## Problems to solve
[1] According to the passage on mimesis criticism, around what year did Quintilian publish his Institutio oratoria?
[2] Please write out, word for word, the part of the passage on mimesis criticism that opens with the words containing "As a critical" and closes with "Classical Greek literature.".
[3] Under the History header of the passage on mimesis criticism, which names serve as section headings? List them all.
=== Selected excerpt ===
Mimesis criticism is a method of interpreting texts in relation to their literary or cultural models. Mimesis, or imitation (imitatio), was a widely used rhetorical tool in antiquity up until the 18th century's romantic emphasis on originality. Mimesis criticism looks to identify intertextual relationships between two texts that go beyond simple echoes, allusions, citations, or redactions. The effects of imitation are usually manifested in the later text by means of distinct characterization, motifs, and/or plot structure.

As a critical method, mimesis criticism has been pioneered by Dennis MacDonald, especially in relation to New Testament and other early Christian narratives imitating the "canonical" works of Classical Greek literature.

History

Aristotle

Greek rhetorician Aristotle (4th century b.c.e.) discusses the rhetorical technique of mimesis or imitation; what Aristotle describes, however, is the author's imitation of nature, not earlier literary or cultural models.

Philodemus

Philodemus of Gadara (1st century b.c.e.), an Epicurean philosopher and poet and one of Virgil's teachers, affirms that writers of prose histories and fictions used literary models. He writes (rhetorically) in book five of On Poetry, "Who would claim that the writing of prose is not reliant on the Homeric poems?" (5.30.36-31.)

Dionysius of Halicarnassus

A Greek historian and rhetorician from the late first century b.c.e./early first century c.e., Dionysius of Halicarnassus represents a change from the Aristotelian rhetorical notion of mimesis, from imitation of nature's to imitation of literature. His most important work in this respect, On Mimesis (Περὶ μιμήσεως, Perì mimēseōs), survives only in fragments. Apparently, most of this work concerned the proper selection of literary models.

Quintilian

Roman rhetorician M. Fabius Quintilianus published his twelve-volume Institutio oratoria around 95 c.e. In book 10, Quintilian - who was well-read with respect to both Greek and Latin rhetoricians, including Dionysius - gives advice to teachers who are instructing students in oration. He tells them that, by the time students begin composition, they should be so well-versed in exemplary models that are able to imitate them without physically consulting them (10.1.5). Quintilian writes,

For in everything which we teach examples are more effective even than the rules which are taught in the schools, so long as the student has reached a stage when he can appreciate such examples without the assistance of a teacher, and can rely on his own powers to imitate them. (10.1.15; Butler, LCL)

He also advises that students constantly reread the exemplary models (10.1.19), not only in sections but all the way through (10.1.20), so that they might be empowered to imitate these models with more craft and subtlety.
=== Recorded data ===
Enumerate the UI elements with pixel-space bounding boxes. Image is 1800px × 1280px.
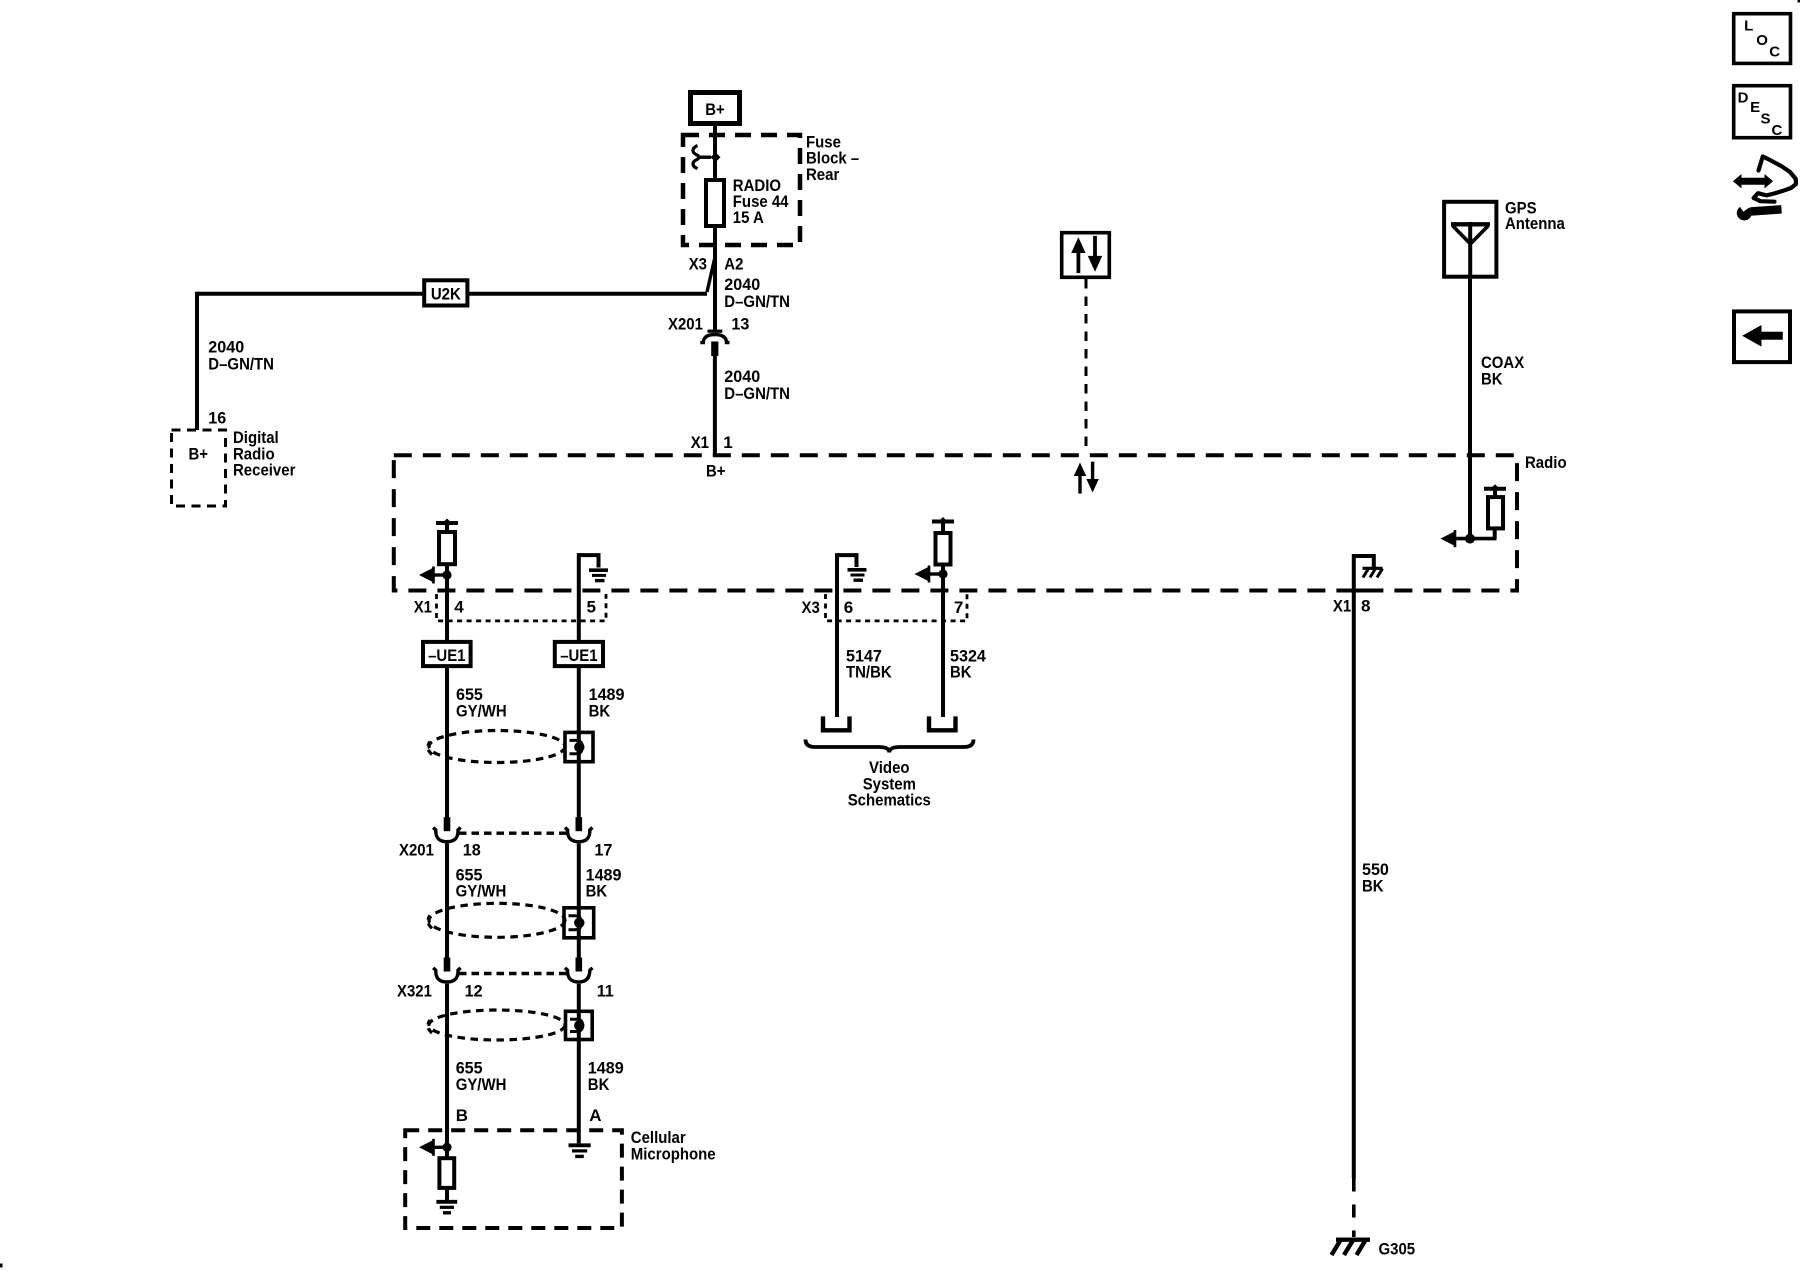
===
## Results of the tasks
[1] Around 95 c.e.

[2]
As a critical method, mimesis criticism has been pioneered by Dennis MacDonald, especially in relation to New Testament and other early Christian narratives imitating the "canonical" works of Classical Greek literature.

[3] Aristotle; Philodemus; Dionysius of Halicarnassus; Quintilian